GIVEN PROBLEM:
Find every line in the records below that holds the word "under" and copy it.

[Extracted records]
-----
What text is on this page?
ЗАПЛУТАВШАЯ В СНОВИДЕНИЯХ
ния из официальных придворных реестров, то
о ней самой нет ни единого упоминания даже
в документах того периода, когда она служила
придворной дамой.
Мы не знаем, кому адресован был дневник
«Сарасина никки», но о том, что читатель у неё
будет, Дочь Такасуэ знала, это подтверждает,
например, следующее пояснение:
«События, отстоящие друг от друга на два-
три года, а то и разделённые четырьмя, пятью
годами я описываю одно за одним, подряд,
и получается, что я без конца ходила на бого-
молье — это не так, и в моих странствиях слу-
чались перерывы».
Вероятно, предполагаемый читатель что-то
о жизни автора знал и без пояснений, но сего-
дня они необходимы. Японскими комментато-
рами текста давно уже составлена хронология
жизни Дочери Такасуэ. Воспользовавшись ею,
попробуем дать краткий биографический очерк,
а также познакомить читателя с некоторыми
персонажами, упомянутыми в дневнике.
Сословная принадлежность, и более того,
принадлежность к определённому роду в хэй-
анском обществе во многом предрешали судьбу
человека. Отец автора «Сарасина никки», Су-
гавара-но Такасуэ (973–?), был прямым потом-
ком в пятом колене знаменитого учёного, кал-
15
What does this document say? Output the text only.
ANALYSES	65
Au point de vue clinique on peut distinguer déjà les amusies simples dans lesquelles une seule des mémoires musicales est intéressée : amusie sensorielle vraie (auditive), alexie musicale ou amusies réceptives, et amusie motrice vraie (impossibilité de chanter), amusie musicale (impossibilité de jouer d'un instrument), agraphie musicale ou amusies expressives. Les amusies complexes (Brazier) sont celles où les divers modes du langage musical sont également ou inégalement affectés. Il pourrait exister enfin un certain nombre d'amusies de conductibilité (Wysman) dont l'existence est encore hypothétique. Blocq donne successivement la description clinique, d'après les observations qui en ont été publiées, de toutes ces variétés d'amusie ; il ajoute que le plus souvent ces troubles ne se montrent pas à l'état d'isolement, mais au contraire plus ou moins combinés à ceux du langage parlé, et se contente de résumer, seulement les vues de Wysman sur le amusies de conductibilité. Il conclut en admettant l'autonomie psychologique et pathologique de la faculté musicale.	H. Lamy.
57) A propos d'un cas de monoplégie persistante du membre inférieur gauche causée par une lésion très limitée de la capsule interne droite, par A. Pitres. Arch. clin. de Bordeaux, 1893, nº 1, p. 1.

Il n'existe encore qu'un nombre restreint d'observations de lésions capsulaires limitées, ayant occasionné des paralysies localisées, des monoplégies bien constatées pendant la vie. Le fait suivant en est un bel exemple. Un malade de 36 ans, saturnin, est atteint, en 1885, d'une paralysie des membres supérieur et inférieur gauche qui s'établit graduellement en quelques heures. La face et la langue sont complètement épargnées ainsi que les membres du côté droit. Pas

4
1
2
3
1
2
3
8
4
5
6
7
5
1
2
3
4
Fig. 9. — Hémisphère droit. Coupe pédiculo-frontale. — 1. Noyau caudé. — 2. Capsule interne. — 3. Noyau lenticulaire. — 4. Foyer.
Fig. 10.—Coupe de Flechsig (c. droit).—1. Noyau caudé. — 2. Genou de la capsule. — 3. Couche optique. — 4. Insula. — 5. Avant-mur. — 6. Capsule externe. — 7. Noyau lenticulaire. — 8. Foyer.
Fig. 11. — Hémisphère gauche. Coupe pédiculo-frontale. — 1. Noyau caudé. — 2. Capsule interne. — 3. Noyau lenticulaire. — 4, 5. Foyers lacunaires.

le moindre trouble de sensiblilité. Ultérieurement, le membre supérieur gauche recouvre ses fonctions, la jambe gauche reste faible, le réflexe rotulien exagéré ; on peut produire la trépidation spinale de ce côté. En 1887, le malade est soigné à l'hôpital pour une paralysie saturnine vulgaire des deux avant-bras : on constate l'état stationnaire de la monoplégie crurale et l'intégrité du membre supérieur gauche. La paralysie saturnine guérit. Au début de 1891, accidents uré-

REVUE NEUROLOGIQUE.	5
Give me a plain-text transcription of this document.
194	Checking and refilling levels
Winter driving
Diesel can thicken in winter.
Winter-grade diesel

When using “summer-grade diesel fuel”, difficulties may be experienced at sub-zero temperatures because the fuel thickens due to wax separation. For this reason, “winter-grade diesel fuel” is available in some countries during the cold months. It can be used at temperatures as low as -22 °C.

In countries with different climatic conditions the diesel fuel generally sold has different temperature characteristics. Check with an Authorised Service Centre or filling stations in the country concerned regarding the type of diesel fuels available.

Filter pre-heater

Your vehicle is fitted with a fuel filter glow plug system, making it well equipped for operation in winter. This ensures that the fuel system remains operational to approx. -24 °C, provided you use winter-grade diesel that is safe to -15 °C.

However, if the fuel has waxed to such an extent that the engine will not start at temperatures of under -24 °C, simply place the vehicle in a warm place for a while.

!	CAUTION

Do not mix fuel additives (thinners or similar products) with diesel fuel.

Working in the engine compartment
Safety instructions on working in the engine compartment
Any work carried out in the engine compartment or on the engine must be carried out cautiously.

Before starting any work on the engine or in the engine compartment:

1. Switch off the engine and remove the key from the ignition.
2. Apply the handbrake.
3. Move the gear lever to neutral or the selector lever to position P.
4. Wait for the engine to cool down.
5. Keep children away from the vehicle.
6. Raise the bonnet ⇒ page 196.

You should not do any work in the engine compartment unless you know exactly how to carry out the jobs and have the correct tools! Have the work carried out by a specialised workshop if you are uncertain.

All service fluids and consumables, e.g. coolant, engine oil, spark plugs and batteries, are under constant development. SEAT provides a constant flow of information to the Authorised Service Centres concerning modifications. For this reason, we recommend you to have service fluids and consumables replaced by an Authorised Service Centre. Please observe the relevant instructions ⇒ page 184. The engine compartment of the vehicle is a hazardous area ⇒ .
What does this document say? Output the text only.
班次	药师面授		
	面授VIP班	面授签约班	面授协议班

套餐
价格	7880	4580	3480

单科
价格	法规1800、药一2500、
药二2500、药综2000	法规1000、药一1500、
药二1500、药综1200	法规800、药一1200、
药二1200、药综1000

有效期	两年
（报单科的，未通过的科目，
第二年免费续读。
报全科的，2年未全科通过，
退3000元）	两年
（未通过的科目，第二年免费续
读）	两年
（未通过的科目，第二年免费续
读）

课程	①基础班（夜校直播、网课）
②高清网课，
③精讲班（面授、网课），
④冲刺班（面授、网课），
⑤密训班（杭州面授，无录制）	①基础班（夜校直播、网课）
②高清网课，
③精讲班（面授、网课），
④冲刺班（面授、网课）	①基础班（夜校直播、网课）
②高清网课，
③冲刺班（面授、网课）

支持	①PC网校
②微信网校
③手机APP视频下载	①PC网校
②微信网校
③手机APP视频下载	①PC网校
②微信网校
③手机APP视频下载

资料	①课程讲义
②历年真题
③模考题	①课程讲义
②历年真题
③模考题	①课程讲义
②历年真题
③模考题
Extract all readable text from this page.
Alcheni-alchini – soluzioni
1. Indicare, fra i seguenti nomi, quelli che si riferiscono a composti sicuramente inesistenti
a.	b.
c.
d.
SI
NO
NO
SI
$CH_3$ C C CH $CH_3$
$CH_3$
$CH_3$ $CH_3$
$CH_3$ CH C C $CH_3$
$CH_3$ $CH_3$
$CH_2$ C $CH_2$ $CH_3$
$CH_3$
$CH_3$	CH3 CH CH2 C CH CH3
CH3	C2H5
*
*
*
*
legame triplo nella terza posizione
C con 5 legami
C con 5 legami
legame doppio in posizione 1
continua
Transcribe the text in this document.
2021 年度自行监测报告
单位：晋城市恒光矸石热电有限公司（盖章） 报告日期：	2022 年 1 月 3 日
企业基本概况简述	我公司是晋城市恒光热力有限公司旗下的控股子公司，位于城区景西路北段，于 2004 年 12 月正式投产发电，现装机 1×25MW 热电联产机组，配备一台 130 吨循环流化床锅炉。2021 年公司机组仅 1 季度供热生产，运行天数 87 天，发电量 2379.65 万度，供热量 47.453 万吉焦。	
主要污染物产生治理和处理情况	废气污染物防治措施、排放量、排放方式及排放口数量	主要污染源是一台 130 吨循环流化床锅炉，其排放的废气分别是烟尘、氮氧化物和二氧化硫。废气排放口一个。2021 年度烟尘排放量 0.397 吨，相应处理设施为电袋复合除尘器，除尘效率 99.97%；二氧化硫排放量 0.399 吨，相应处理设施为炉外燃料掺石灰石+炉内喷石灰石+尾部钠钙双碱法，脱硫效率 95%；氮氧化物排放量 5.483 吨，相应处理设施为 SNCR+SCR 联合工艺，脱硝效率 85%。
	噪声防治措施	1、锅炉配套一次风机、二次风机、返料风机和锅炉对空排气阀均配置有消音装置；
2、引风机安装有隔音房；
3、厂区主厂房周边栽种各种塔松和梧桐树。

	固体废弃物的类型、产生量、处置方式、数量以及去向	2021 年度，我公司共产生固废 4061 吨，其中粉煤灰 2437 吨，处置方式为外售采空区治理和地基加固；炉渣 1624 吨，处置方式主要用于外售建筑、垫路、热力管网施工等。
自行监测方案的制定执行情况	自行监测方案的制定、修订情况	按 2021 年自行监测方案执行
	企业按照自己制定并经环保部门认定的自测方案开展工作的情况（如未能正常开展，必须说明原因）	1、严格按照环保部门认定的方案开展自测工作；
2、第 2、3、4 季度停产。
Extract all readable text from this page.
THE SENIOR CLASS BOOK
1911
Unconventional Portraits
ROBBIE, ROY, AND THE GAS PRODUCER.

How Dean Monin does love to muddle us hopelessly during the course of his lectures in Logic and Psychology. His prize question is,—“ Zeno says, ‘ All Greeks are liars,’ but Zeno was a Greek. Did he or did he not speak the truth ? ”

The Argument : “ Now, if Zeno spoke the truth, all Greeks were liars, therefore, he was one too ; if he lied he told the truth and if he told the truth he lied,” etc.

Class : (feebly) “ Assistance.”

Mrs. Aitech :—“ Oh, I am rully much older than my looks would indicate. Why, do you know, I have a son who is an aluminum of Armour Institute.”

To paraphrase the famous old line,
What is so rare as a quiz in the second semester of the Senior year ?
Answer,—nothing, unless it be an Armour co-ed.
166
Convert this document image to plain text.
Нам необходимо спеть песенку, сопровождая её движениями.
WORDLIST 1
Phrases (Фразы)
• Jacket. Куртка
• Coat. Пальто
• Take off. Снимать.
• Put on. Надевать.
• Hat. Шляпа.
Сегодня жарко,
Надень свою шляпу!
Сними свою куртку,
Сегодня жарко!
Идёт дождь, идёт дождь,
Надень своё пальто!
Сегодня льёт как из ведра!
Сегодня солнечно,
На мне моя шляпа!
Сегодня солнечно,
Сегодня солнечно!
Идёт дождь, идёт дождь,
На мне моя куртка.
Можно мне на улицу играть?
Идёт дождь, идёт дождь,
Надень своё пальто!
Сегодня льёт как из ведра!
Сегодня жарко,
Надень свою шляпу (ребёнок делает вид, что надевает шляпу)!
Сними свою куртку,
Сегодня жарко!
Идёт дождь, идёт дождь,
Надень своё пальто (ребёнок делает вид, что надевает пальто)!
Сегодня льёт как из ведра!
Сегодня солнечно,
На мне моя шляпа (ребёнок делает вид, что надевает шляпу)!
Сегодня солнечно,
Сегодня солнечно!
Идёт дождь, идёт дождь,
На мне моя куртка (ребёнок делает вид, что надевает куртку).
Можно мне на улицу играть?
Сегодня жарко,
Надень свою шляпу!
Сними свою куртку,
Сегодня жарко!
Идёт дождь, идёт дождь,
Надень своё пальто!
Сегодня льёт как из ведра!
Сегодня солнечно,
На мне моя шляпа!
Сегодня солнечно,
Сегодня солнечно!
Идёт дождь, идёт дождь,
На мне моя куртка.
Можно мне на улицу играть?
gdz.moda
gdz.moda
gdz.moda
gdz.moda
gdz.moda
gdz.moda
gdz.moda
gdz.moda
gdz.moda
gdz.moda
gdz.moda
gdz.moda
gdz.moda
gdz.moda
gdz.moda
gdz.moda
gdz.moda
-----
ANSWER TO THIS EXERCISE:
However, if the fuel has waxed to such an extent that the engine will not start at temperatures of under -24 °C, simply place the vehicle in a warm place for a while.
All service fluids and consumables, e.g. coolant, engine oil, spark plugs and batteries, are under constant development. SEAT provides a constant flow of information to the Authorised Service Centres concerning modifications. For this reason, we recommend you to have service fluids and consumables replaced by an Authorised Service Centre. Please observe the relevant instructions ⇒ page 184. The engine compartment of the vehicle is a hazardous area ⇒ .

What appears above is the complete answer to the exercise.